**Items from a figure collection**

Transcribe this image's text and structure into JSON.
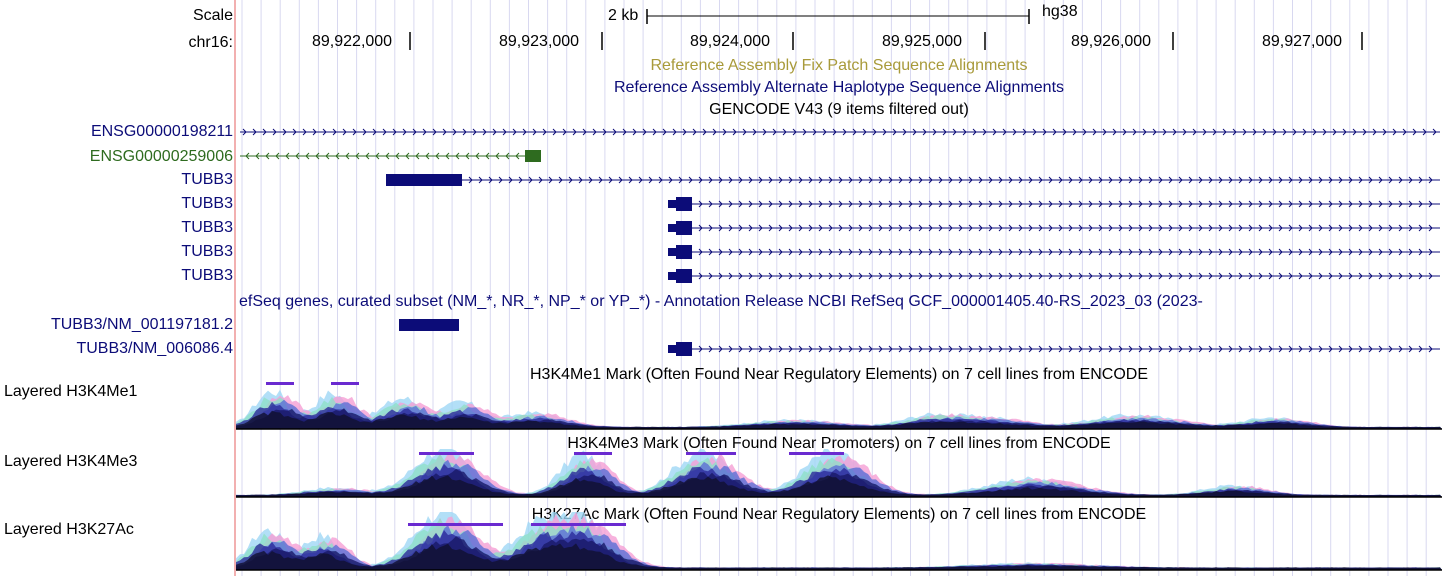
{
  "ruler": {
    "scale_label": "Scale",
    "chrom_label": "chr16:",
    "scale_text": "2 kb",
    "assembly": "hg38",
    "positions": [
      "89,922,000",
      "89,923,000",
      "89,924,000",
      "89,925,000",
      "89,926,000",
      "89,927,000"
    ]
  },
  "tracks": {
    "fix_patch": "Reference Assembly Fix Patch Sequence Alignments",
    "alt_haplotype": "Reference Assembly Alternate Haplotype Sequence Alignments",
    "gencode_title": "GENCODE V43 (9 items filtered out)",
    "gencode_items": [
      "ENSG00000198211",
      "ENSG00000259006",
      "TUBB3",
      "TUBB3",
      "TUBB3",
      "TUBB3",
      "TUBB3"
    ],
    "refseq_title": "efSeq genes, curated subset (NM_*, NR_*, NP_* or YP_*) - Annotation Release NCBI RefSeq GCF_000001405.40-RS_2023_03 (2023-",
    "refseq_items": [
      "TUBB3/NM_001197181.2",
      "TUBB3/NM_006086.4"
    ],
    "h3k4me1": {
      "label": "Layered H3K4Me1",
      "title": "H3K4Me1 Mark (Often Found Near Regulatory Elements) on 7 cell lines from ENCODE"
    },
    "h3k4me3": {
      "label": "Layered H3K4Me3",
      "title": "H3K4Me3 Mark (Often Found Near Promoters) on 7 cell lines from ENCODE"
    },
    "h3k27ac": {
      "label": "Layered H3K27Ac",
      "title": "H3K27Ac Mark (Often Found Near Regulatory Elements) on 7 cell lines from ENCODE"
    }
  },
  "colors": {
    "gene_navy": "#0c0c78",
    "gene_green": "#2e6b1f",
    "fix_patch_olive": "#a89a3a",
    "grid_line": "#d8d8f0"
  }
}
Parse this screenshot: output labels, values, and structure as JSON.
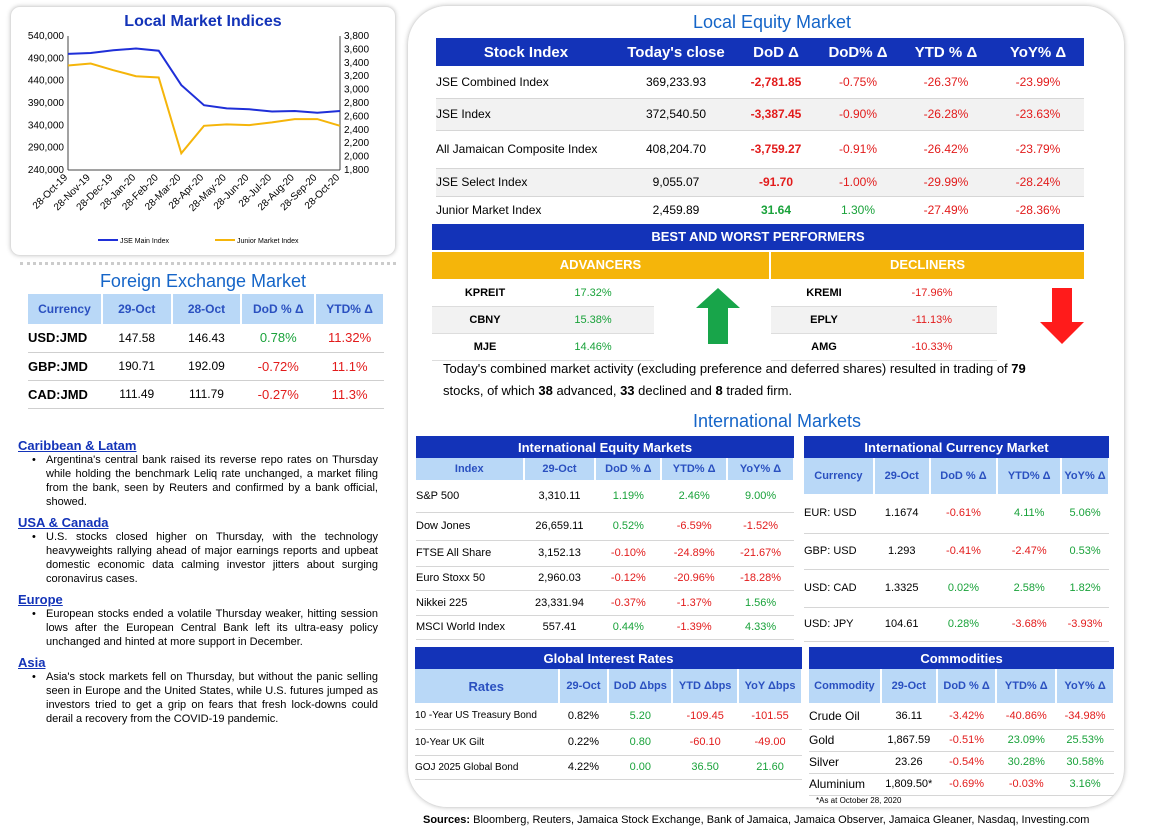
{
  "local_indices": {
    "title": "Local Market Indices",
    "legend": [
      "JSE Main Index",
      "Junior Market Index"
    ],
    "colors": {
      "main": "#1f2fd8",
      "junior": "#f5b50a"
    }
  },
  "chart_data": {
    "type": "line",
    "title": "Local Market Indices",
    "x_ticks": [
      "28-Oct-19",
      "28-Nov-19",
      "28-Dec-19",
      "28-Jan-20",
      "28-Feb-20",
      "28-Mar-20",
      "28-Apr-20",
      "28-May-20",
      "28-Jun-20",
      "28-Jul-20",
      "28-Aug-20",
      "28-Sep-20",
      "28-Oct-20"
    ],
    "y_left": {
      "ticks": [
        "540,000",
        "490,000",
        "440,000",
        "390,000",
        "340,000",
        "290,000",
        "240,000"
      ],
      "min": 240000,
      "max": 540000
    },
    "y_right": {
      "ticks": [
        "3,800",
        "3,600",
        "3,400",
        "3,200",
        "3,000",
        "2,800",
        "2,600",
        "2,400",
        "2,200",
        "2,000",
        "1,800"
      ],
      "min": 1800,
      "max": 3800
    },
    "series": [
      {
        "name": "JSE Main Index",
        "axis": "left",
        "values": [
          500000,
          502000,
          508000,
          512000,
          507000,
          430000,
          385000,
          378000,
          376000,
          371000,
          372000,
          368000,
          372000
        ]
      },
      {
        "name": "Junior Market Index",
        "axis": "right",
        "values": [
          3360,
          3390,
          3290,
          3200,
          3180,
          2050,
          2460,
          2480,
          2470,
          2510,
          2560,
          2560,
          2460
        ]
      }
    ]
  },
  "fx": {
    "title": "Foreign Exchange Market",
    "headers": [
      "Currency",
      "29-Oct",
      "28-Oct",
      "DoD % Δ",
      "YTD% Δ"
    ],
    "rows": [
      [
        "USD:JMD",
        "147.58",
        "146.43",
        "0.78%",
        "11.32%"
      ],
      [
        "GBP:JMD",
        "190.71",
        "192.09",
        "-0.72%",
        "11.1%"
      ],
      [
        "CAD:JMD",
        "111.49",
        "111.79",
        "-0.27%",
        "11.3%"
      ]
    ]
  },
  "news": [
    {
      "heading": "Caribbean & Latam",
      "text": "Argentina's central bank raised its reverse repo rates on Thursday while holding the benchmark Leliq rate unchanged, a market filing from the bank, seen by Reuters and confirmed by a bank official, showed."
    },
    {
      "heading": "USA & Canada",
      "text": "U.S. stocks closed higher on Thursday, with the technology heavyweights rallying ahead of major earnings reports and upbeat domestic economic data calming investor jitters about surging coronavirus cases."
    },
    {
      "heading": "Europe",
      "text": "European stocks ended a volatile Thursday weaker, hitting session lows after the European Central Bank left its ultra-easy policy unchanged and hinted at more support in December."
    },
    {
      "heading": "Asia",
      "text": "Asia's stock markets fell on Thursday, but without the panic selling seen in Europe and the United States, while U.S. futures jumped as investors tried to get a grip on fears that fresh lock-downs could derail a recovery from the COVID-19 pandemic."
    }
  ],
  "equity": {
    "title": "Local Equity Market",
    "headers": [
      "Stock Index",
      "Today's close",
      "DoD Δ",
      "DoD% Δ",
      "YTD % Δ",
      "YoY% Δ"
    ],
    "rows": [
      [
        "JSE Combined Index",
        "369,233.93",
        "-2,781.85",
        "-0.75%",
        "-26.37%",
        "-23.99%"
      ],
      [
        "JSE Index",
        "372,540.50",
        "-3,387.45",
        "-0.90%",
        "-26.28%",
        "-23.63%"
      ],
      [
        "All Jamaican Composite Index",
        "408,204.70",
        "-3,759.27",
        "-0.91%",
        "-26.42%",
        "-23.79%"
      ],
      [
        "JSE Select Index",
        "9,055.07",
        "-91.70",
        "-1.00%",
        "-29.99%",
        "-28.24%"
      ],
      [
        "Junior Market Index",
        "2,459.89",
        "31.64",
        "1.30%",
        "-27.49%",
        "-28.36%"
      ]
    ]
  },
  "performers": {
    "title": "BEST AND WORST PERFORMERS",
    "advancers_label": "ADVANCERS",
    "decliners_label": "DECLINERS",
    "advancers": [
      [
        "KPREIT",
        "17.32%"
      ],
      [
        "CBNY",
        "15.38%"
      ],
      [
        "MJE",
        "14.46%"
      ]
    ],
    "decliners": [
      [
        "KREMI",
        "-17.96%"
      ],
      [
        "EPLY",
        "-11.13%"
      ],
      [
        "AMG",
        "-10.33%"
      ]
    ]
  },
  "summary": {
    "t1": "Today's combined market activity (excluding preference and deferred shares) resulted in trading of ",
    "n1": "79",
    "t2": "stocks, of which ",
    "n2": "38",
    "t3": " advanced, ",
    "n3": "33",
    "t4": " declined and ",
    "n4": "8",
    "t5": " traded firm."
  },
  "intl_title": "International Markets",
  "intl_equity": {
    "title": "International Equity Markets",
    "headers": [
      "Index",
      "29-Oct",
      "DoD % Δ",
      "YTD% Δ",
      "YoY% Δ"
    ],
    "rows": [
      [
        "S&P 500",
        "3,310.11",
        "1.19%",
        "2.46%",
        "9.00%"
      ],
      [
        "Dow Jones",
        "26,659.11",
        "0.52%",
        "-6.59%",
        "-1.52%"
      ],
      [
        "FTSE All Share",
        "3,152.13",
        "-0.10%",
        "-24.89%",
        "-21.67%"
      ],
      [
        "Euro Stoxx 50",
        "2,960.03",
        "-0.12%",
        "-20.96%",
        "-18.28%"
      ],
      [
        "Nikkei 225",
        "23,331.94",
        "-0.37%",
        "-1.37%",
        "1.56%"
      ],
      [
        "MSCI World Index",
        "557.41",
        "0.44%",
        "-1.39%",
        "4.33%"
      ]
    ]
  },
  "intl_currency": {
    "title": "International Currency Market",
    "headers": [
      "Currency",
      "29-Oct",
      "DoD % Δ",
      "YTD% Δ",
      "YoY% Δ"
    ],
    "rows": [
      [
        "EUR: USD",
        "1.1674",
        "-0.61%",
        "4.11%",
        "5.06%"
      ],
      [
        "GBP: USD",
        "1.293",
        "-0.41%",
        "-2.47%",
        "0.53%"
      ],
      [
        "USD: CAD",
        "1.3325",
        "0.02%",
        "2.58%",
        "1.82%"
      ],
      [
        "USD: JPY",
        "104.61",
        "0.28%",
        "-3.68%",
        "-3.93%"
      ]
    ]
  },
  "rates": {
    "title": "Global Interest Rates",
    "headers": [
      "Rates",
      "29-Oct",
      "DoD Δbps",
      "YTD Δbps",
      "YoY Δbps"
    ],
    "rows": [
      [
        "10 -Year US Treasury Bond",
        "0.82%",
        "5.20",
        "-109.45",
        "-101.55"
      ],
      [
        "10-Year UK Gilt",
        "0.22%",
        "0.80",
        "-60.10",
        "-49.00"
      ],
      [
        "GOJ 2025 Global Bond",
        "4.22%",
        "0.00",
        "36.50",
        "21.60"
      ]
    ]
  },
  "commodities": {
    "title": "Commodities",
    "headers": [
      "Commodity",
      "29-Oct",
      "DoD % Δ",
      "YTD% Δ",
      "YoY% Δ"
    ],
    "rows": [
      [
        "Crude Oil",
        "36.11",
        "-3.42%",
        "-40.86%",
        "-34.98%"
      ],
      [
        "Gold",
        "1,867.59",
        "-0.51%",
        "23.09%",
        "25.53%"
      ],
      [
        "Silver",
        "23.26",
        "-0.54%",
        "30.28%",
        "30.58%"
      ],
      [
        "Aluminium",
        "1,809.50*",
        "-0.69%",
        "-0.03%",
        "3.16%"
      ]
    ],
    "note": "*As at October 28, 2020"
  },
  "sources": {
    "label": "Sources:",
    "text": " Bloomberg, Reuters, Jamaica Stock Exchange, Bank of Jamaica, Jamaica Observer, Jamaica Gleaner, Nasdaq, Investing.com"
  }
}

**Problem**
Examine each line of the records above and tally those with the string "stocks". State the total alone.

**Result**
3